→ Written request:
State how many lines in the listing below include the word "chip", and add nothing besides the number.

╔══

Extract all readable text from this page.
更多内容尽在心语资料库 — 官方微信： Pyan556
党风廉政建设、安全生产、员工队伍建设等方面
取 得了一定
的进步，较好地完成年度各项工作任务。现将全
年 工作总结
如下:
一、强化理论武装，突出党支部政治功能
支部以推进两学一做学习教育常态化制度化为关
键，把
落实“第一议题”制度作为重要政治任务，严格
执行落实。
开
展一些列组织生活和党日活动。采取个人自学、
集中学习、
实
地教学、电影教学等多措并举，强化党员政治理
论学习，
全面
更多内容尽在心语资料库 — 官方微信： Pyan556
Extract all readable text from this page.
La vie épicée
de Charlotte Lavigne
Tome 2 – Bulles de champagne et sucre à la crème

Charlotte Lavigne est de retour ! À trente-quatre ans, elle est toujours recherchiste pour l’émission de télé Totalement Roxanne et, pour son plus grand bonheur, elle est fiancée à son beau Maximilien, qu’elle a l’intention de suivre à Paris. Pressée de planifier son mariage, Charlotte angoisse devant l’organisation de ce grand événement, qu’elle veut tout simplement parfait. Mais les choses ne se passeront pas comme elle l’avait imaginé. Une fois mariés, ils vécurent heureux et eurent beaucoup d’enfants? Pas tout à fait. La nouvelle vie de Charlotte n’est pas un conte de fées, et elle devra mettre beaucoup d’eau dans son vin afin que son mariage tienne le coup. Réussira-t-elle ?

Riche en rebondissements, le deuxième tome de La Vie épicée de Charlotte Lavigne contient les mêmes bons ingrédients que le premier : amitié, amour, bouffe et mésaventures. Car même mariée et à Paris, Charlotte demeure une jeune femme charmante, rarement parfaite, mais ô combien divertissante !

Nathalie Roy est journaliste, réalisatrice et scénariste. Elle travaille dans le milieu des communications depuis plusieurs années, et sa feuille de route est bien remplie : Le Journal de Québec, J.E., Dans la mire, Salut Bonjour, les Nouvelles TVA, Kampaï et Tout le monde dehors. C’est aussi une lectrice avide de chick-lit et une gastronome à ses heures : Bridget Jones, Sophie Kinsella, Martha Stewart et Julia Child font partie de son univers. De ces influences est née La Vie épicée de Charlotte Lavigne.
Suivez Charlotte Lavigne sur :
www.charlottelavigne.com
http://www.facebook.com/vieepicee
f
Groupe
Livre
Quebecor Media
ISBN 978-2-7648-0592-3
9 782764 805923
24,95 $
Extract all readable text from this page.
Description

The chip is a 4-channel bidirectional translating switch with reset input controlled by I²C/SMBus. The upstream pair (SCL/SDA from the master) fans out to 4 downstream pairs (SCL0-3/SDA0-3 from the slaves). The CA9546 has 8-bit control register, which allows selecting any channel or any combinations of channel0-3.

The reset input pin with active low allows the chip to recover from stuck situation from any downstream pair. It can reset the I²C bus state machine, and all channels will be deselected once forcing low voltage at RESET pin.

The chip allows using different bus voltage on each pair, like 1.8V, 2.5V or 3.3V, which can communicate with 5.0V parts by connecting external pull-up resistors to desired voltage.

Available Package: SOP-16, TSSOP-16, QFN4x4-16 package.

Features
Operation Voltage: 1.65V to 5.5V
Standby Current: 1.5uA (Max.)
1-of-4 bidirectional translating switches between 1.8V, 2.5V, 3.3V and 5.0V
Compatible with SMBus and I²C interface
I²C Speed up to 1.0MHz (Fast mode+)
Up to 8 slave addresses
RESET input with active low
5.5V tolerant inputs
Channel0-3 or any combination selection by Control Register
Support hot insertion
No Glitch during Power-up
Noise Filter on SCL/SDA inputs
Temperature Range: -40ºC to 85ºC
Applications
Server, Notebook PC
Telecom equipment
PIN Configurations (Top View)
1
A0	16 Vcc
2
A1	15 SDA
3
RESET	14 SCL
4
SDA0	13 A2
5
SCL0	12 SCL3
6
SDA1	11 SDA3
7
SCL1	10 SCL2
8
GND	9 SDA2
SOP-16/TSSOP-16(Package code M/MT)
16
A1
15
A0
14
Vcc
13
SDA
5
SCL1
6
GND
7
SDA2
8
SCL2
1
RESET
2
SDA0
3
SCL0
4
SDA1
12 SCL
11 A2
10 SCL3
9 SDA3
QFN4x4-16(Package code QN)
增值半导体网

╚══

→ Task answer:
3